[Figure collection entries]

- - - - - - -

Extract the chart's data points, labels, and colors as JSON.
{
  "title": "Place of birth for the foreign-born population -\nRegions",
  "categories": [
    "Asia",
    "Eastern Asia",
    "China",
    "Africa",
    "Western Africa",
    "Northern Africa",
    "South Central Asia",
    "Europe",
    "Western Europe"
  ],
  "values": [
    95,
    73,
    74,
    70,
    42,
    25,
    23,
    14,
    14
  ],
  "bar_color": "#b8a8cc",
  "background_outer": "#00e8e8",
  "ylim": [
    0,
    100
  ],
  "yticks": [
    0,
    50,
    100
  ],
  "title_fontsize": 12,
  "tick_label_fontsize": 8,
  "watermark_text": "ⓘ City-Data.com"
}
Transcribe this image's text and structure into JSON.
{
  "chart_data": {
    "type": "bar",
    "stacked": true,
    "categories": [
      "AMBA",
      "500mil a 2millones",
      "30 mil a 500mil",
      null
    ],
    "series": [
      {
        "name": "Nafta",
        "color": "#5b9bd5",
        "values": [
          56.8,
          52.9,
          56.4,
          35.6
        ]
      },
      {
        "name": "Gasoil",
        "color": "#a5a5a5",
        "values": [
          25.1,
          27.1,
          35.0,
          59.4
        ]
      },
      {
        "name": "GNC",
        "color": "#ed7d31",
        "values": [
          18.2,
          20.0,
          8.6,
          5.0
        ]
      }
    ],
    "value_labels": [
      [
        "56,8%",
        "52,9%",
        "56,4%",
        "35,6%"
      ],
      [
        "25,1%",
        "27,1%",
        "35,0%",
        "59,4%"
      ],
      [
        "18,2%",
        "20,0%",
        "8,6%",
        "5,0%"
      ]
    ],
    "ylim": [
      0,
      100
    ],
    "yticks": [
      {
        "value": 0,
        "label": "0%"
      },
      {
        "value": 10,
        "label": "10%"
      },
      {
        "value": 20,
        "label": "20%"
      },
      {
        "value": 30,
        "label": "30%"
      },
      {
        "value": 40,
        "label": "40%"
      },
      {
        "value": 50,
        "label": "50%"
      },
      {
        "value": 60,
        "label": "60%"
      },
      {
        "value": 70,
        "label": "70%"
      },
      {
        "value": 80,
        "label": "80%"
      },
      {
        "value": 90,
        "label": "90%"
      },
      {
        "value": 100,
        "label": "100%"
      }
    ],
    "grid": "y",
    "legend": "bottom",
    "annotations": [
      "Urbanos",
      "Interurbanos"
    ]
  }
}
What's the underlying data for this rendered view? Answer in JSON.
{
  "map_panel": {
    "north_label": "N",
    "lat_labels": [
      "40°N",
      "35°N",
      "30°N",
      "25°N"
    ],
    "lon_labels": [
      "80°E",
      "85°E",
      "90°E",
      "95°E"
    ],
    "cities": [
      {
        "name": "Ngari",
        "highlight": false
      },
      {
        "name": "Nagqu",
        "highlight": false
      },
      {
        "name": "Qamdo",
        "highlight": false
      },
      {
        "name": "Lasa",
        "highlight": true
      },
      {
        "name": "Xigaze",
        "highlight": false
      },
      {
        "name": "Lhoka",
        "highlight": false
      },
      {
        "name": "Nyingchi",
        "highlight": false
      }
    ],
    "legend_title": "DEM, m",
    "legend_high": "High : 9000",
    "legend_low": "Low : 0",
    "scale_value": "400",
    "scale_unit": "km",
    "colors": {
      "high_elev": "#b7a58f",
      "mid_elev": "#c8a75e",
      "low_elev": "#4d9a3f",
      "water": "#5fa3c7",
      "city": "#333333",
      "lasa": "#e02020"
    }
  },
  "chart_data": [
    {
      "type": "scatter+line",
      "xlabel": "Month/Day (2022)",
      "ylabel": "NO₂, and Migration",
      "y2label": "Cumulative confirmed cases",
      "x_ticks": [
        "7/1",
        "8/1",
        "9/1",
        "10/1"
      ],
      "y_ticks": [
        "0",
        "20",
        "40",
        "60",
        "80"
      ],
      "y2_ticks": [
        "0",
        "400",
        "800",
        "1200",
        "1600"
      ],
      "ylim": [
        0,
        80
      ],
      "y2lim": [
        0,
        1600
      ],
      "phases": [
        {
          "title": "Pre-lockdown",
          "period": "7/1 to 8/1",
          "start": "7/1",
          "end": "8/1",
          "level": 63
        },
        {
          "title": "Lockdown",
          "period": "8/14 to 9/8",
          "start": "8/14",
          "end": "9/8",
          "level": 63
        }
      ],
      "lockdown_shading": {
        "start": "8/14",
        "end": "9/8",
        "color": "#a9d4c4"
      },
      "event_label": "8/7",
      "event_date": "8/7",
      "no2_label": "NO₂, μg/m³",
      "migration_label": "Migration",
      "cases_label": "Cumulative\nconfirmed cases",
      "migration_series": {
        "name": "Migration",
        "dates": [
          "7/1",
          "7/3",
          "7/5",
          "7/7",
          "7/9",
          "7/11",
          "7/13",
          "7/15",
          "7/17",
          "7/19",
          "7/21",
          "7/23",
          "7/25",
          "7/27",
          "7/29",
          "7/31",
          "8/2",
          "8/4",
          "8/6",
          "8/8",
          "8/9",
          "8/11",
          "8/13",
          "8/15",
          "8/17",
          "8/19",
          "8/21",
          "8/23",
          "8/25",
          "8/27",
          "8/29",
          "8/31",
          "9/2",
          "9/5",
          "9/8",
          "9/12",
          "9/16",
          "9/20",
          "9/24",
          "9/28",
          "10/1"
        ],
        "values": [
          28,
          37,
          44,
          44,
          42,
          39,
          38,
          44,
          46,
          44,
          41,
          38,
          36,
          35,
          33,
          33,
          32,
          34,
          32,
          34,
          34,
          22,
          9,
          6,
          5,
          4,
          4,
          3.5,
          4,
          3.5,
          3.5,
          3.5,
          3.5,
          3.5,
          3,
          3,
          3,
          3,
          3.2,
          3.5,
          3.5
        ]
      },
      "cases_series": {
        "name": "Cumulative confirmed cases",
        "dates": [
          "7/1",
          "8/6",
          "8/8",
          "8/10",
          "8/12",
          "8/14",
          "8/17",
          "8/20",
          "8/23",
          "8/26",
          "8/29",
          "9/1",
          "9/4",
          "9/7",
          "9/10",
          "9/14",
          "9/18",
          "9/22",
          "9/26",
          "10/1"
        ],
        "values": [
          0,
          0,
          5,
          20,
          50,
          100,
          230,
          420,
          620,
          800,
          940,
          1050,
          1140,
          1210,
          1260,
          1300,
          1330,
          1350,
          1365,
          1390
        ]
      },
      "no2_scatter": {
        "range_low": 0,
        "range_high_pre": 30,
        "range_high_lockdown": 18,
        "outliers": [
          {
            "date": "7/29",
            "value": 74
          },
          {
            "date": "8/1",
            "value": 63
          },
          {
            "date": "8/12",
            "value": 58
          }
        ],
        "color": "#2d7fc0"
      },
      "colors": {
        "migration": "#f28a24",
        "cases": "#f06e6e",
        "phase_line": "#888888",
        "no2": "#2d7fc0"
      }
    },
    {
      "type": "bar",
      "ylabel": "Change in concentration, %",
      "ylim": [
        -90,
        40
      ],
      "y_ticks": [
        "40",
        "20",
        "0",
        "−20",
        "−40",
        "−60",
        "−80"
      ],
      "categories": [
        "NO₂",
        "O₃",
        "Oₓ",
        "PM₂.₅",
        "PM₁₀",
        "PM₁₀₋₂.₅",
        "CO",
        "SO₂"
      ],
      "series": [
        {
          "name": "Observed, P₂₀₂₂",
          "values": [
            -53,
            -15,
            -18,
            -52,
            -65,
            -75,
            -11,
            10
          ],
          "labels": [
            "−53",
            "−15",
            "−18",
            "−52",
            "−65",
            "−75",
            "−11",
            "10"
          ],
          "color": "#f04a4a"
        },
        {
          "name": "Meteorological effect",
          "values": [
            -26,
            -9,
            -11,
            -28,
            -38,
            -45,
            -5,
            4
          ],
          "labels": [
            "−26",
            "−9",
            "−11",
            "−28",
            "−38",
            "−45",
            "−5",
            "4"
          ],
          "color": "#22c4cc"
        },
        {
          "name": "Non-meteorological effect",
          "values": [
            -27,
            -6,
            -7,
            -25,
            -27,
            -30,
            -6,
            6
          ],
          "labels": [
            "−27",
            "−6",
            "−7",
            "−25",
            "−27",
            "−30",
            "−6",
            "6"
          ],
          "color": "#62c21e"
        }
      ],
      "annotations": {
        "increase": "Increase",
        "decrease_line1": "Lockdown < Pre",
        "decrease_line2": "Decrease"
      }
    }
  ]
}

- - - - - - -

## [What you are asked to do]
What is the number of lines in the data that hold the string "categories"? Answer with the number only.

## [Reply]
3